::: Data shown

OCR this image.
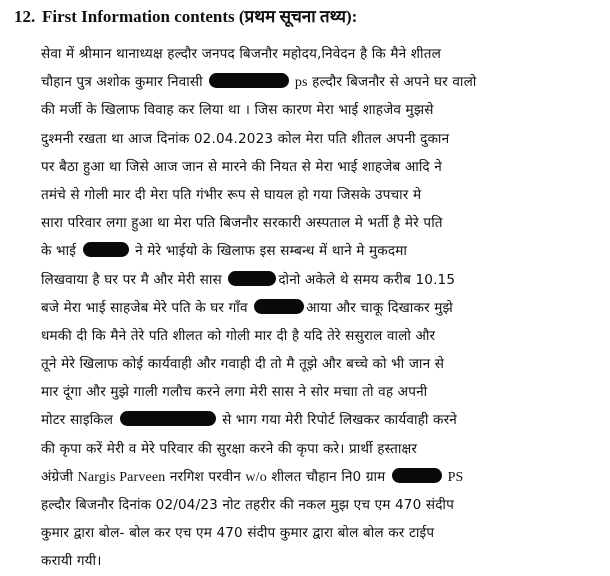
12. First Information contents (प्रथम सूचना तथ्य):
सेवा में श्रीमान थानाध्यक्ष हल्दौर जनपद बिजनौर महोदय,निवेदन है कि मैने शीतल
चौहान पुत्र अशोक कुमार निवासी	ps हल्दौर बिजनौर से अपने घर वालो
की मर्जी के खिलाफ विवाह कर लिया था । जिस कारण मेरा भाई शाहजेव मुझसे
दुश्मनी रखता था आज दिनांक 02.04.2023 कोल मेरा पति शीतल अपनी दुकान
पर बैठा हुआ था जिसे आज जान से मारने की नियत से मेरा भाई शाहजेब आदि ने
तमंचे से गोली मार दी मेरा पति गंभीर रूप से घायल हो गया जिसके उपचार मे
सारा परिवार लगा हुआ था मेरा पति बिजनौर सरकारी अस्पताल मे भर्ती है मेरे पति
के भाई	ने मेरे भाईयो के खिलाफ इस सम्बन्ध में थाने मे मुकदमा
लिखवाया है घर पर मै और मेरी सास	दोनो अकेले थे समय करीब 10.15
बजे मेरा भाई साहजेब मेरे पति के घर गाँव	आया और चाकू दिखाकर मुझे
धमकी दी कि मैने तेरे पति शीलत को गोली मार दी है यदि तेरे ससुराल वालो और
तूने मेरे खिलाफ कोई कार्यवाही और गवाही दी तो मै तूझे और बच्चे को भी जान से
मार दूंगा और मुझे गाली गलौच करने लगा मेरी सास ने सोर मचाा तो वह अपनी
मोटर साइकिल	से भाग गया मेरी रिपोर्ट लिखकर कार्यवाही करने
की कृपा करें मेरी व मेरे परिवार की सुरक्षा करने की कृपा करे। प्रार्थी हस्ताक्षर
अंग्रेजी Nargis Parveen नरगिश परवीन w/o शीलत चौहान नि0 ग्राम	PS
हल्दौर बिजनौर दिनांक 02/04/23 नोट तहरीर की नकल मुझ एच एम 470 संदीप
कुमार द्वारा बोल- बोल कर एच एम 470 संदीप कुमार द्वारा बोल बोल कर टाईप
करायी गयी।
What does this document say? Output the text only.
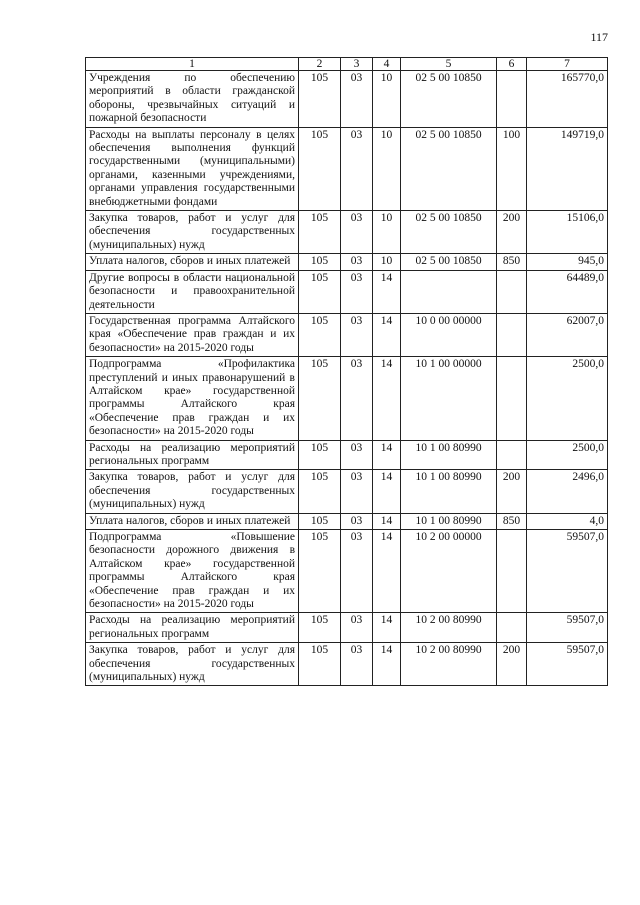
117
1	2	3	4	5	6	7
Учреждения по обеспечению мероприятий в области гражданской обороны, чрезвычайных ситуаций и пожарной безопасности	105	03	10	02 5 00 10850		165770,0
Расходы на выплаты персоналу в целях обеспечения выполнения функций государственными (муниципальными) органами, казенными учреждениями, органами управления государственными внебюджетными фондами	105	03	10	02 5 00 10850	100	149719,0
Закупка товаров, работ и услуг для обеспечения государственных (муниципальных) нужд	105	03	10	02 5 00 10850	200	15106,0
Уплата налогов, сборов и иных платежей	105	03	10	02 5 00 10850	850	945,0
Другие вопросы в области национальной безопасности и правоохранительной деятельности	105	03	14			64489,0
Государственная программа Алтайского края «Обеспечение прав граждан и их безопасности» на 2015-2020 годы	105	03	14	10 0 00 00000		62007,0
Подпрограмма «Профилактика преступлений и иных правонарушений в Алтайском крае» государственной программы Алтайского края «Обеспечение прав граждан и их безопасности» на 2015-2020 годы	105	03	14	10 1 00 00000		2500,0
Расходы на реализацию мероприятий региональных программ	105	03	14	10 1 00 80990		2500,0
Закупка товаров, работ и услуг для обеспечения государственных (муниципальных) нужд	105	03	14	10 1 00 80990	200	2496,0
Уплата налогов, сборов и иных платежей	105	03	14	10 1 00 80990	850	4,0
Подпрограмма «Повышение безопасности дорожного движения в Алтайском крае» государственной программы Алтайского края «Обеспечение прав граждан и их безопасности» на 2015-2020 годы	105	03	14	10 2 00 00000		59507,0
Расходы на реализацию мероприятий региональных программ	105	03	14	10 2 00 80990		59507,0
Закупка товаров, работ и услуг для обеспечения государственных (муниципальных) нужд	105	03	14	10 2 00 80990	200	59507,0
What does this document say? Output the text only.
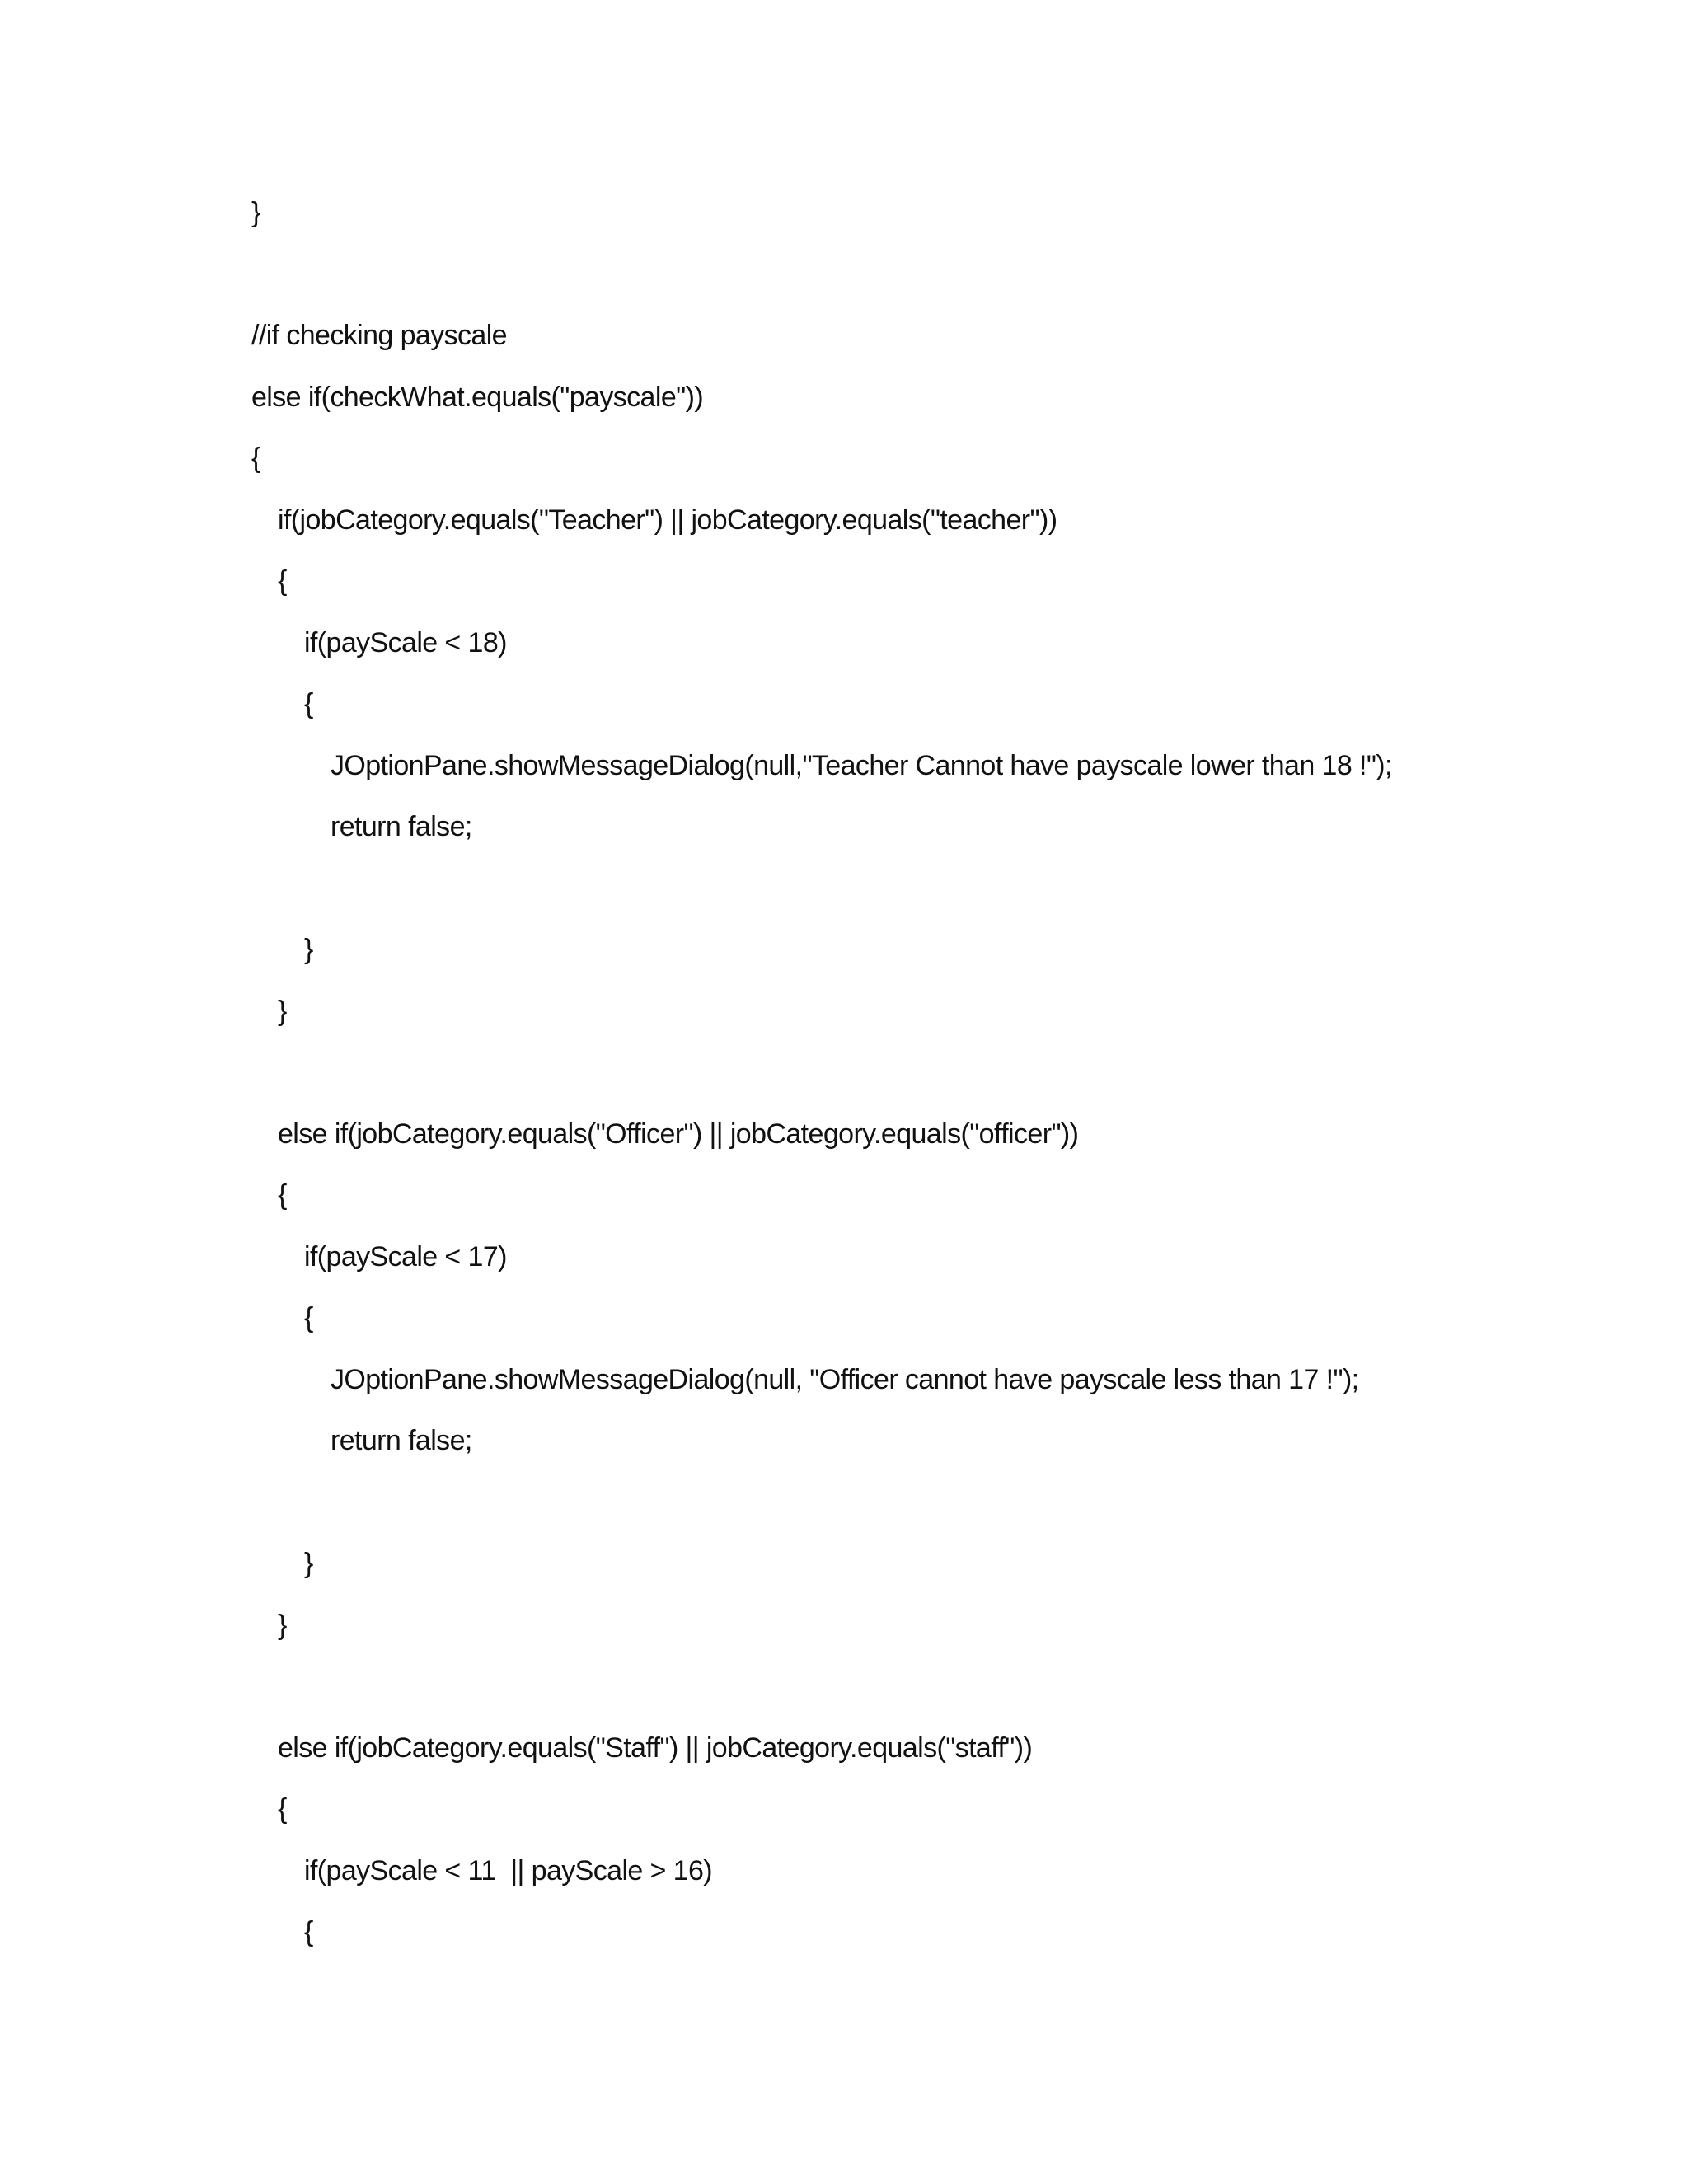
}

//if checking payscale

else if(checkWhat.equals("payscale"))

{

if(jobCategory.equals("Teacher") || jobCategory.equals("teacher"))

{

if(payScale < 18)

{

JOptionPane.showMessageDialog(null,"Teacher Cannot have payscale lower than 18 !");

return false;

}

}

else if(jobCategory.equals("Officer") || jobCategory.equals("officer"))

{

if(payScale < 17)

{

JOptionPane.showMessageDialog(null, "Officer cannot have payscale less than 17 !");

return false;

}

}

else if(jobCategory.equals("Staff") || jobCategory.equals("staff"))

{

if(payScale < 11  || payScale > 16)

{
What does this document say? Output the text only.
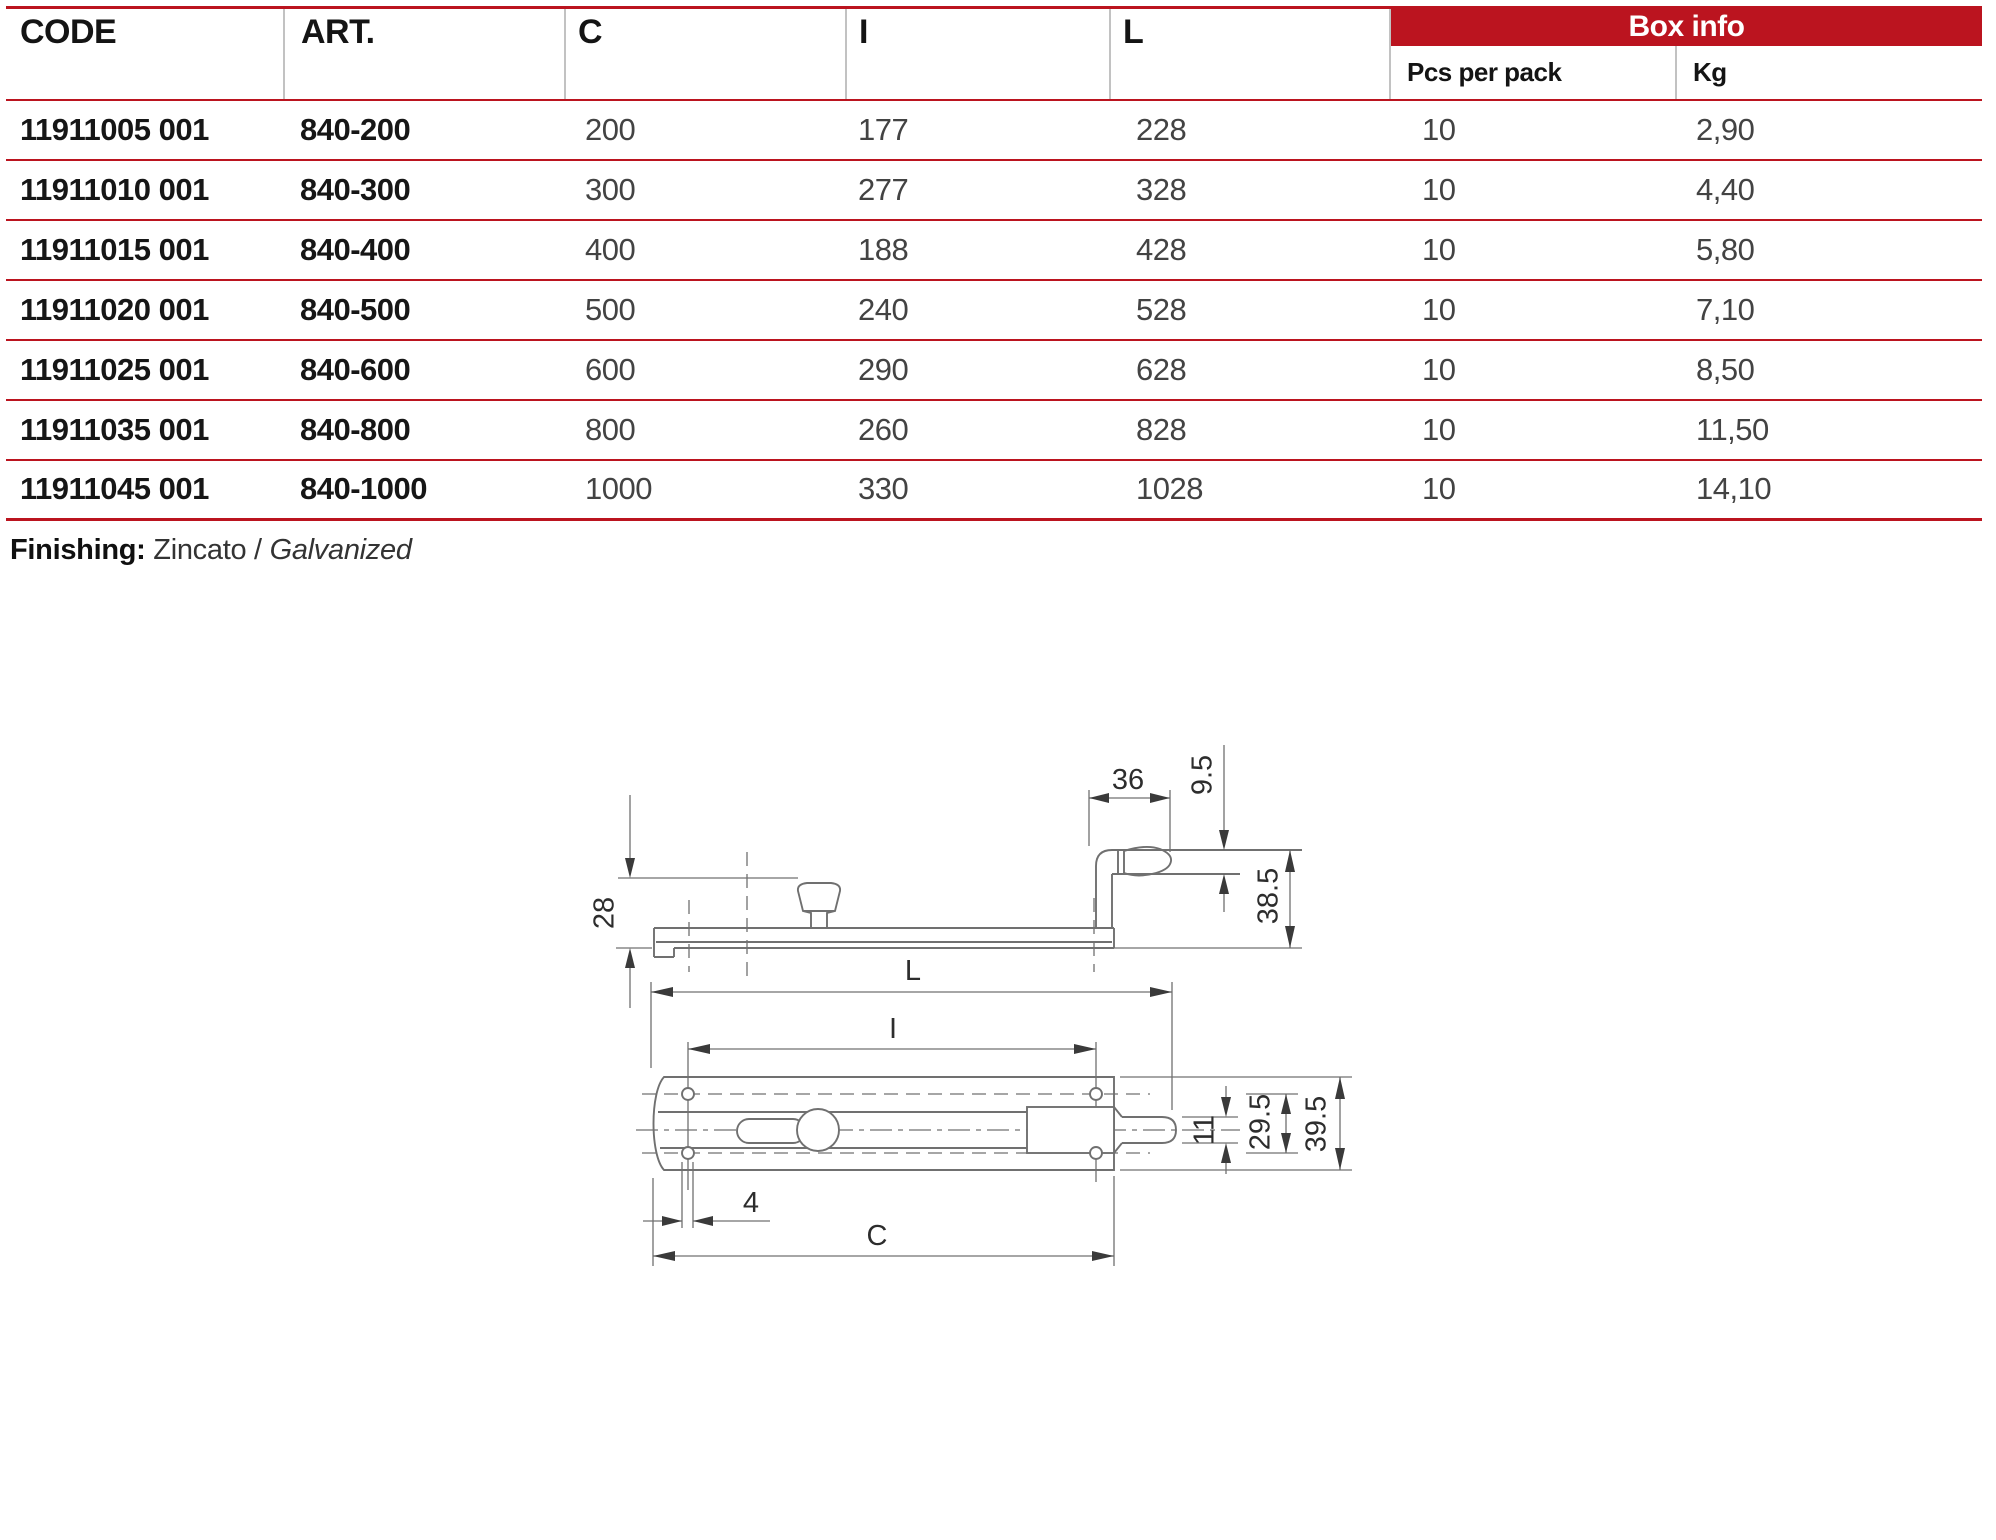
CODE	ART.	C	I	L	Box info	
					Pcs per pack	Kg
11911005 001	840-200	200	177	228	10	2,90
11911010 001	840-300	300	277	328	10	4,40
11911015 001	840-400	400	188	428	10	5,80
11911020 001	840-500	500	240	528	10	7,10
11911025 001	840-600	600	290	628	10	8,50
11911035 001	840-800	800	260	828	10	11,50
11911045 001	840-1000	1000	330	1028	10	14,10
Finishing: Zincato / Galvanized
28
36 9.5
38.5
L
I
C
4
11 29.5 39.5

::::::

Which lines include the word "else"? Copy every one of them.

**Task result**
else if(checkWhat.equals("payscale"))
else if(jobCategory.equals("Officer") || jobCategory.equals("officer"))
else if(jobCategory.equals("Staff") || jobCategory.equals("staff"))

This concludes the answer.